_DOCUMENT TEXT_
This Sunday, come rain or shine, the British people, young and old, left and right will gather together at War Memorials up and down the country to honour those who have sacrificed their lives in the service of their country.
Shortly after 11am the fourth stanza of a poem written by Laurence Binyon in September 1914 will conclude the Act of Remembrance and we shall return to our daily lives for another year:
They shall grow not old, as we that are left grow old:
Age shall not weary them, nor the years condemn.
At the going down of the sun and in the morning
We will remember them.
Ever since I was a boy, younger even than my own boys are now, I have attended the Remembrance service and over the years I’ve come to know the words by heart. But since I returned from Afghanistan in September 2012 I have been guided by a different poem and a different purpose:
When you go home tell them of us and say
For your tomorrow we gave our today
It was these words that were used to conclude vigil services held to honour fallen comrades in Afghanistan. For those of us who were there and who have now safely returned home they are not just words but a lifelong obligation.

[Element box annotations]
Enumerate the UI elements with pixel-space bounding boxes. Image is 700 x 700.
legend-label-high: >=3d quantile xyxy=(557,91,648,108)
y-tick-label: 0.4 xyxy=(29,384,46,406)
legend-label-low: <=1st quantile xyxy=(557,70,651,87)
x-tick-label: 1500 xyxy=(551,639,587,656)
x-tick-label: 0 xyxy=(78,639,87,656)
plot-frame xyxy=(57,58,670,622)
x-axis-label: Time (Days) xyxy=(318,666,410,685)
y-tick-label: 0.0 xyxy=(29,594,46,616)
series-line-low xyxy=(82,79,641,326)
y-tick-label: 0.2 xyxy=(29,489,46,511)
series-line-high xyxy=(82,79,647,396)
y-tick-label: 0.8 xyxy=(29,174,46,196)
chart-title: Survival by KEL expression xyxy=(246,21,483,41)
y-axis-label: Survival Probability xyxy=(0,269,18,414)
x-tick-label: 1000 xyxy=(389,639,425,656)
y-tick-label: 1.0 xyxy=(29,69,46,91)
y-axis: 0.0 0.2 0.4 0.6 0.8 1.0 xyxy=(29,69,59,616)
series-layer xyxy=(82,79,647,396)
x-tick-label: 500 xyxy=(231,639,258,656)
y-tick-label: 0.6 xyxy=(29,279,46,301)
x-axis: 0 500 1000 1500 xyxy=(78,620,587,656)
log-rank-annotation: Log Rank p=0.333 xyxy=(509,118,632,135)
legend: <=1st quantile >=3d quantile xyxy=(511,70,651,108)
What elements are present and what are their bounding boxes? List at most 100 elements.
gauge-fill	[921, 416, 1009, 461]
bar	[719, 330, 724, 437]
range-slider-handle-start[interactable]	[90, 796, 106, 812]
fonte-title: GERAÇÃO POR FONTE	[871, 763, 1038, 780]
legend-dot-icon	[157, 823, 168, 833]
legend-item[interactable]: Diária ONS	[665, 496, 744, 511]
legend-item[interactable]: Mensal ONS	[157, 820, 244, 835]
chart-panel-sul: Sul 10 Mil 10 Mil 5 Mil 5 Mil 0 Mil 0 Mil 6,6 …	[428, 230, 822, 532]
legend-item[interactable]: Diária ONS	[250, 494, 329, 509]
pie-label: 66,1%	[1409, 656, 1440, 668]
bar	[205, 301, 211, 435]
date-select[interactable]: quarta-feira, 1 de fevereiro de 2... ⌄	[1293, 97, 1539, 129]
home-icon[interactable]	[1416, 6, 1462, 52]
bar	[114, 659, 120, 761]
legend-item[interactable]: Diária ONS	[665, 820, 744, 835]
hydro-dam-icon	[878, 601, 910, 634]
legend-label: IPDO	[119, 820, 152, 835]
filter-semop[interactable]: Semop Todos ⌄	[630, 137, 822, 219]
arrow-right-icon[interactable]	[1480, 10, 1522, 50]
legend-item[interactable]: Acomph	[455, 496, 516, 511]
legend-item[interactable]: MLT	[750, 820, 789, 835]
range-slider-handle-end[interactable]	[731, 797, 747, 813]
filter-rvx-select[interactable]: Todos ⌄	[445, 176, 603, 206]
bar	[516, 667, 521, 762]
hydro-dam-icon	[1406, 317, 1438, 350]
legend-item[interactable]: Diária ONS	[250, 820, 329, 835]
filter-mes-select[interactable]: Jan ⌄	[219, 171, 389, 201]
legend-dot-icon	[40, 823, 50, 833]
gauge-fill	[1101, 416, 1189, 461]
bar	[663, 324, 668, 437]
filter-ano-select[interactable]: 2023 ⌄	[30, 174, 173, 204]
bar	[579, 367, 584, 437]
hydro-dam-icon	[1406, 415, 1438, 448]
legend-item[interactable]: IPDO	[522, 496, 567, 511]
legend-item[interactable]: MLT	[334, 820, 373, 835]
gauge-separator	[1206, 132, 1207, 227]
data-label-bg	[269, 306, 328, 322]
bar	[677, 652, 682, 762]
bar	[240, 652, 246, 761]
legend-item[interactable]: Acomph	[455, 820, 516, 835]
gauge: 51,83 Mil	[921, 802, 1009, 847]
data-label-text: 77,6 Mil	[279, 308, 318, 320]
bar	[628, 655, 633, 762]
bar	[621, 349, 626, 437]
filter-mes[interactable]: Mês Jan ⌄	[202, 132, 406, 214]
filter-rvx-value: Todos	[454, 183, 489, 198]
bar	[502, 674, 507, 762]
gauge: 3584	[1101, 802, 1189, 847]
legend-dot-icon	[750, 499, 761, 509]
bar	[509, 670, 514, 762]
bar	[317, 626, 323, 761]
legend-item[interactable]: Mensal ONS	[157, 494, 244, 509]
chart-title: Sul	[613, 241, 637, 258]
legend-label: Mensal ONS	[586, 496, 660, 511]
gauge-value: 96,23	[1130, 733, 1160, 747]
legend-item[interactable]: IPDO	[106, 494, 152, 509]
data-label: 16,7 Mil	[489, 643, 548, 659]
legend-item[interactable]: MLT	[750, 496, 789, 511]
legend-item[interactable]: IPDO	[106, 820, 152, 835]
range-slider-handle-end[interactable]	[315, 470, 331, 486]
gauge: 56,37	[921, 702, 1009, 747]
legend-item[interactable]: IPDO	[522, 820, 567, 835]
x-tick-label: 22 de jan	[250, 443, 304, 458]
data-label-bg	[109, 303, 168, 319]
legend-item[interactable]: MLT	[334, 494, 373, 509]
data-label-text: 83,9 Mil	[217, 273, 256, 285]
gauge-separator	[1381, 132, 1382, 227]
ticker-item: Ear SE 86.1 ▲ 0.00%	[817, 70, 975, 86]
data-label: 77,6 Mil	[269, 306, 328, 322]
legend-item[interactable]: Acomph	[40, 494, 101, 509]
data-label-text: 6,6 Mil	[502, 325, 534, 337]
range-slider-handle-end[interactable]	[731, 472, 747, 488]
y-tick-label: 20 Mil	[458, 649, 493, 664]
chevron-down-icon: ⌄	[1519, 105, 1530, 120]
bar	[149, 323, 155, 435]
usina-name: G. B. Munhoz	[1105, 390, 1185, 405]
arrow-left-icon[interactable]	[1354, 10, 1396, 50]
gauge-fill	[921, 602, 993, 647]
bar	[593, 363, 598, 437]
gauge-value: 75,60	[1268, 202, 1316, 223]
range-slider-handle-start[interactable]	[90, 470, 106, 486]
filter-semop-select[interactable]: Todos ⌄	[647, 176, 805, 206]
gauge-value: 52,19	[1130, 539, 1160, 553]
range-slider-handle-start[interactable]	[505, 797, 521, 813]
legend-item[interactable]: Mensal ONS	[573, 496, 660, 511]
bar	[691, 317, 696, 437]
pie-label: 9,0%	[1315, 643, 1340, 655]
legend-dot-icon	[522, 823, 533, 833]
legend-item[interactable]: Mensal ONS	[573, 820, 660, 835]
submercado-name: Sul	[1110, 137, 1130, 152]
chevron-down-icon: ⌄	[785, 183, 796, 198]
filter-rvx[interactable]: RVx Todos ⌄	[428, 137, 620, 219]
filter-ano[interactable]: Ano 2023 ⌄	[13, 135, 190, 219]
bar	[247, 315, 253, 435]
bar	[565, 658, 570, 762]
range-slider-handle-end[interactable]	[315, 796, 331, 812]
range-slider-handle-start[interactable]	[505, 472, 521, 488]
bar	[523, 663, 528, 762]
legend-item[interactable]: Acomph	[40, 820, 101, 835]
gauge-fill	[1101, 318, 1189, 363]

_WORK TO BE COMPLETED_
Quote the Remembrance text word for word, starting with "At the going" and going on through "a lifelong obligation.".

_OUTPUT_
At the going down of the sun and in the morning
We will remember them.
Ever since I was a boy, younger even than my own boys are now, I have attended the Remembrance service and over the years I’ve come to know the words by heart. But since I returned from Afghanistan in September 2012 I have been guided by a different poem and a different purpose:
When you go home tell them of us and say
For your tomorrow we gave our today
It was these words that were used to conclude vigil services held to honour fallen comrades in Afghanistan. For those of us who were there and who have now safely returned home they are not just words but a lifelong obligation.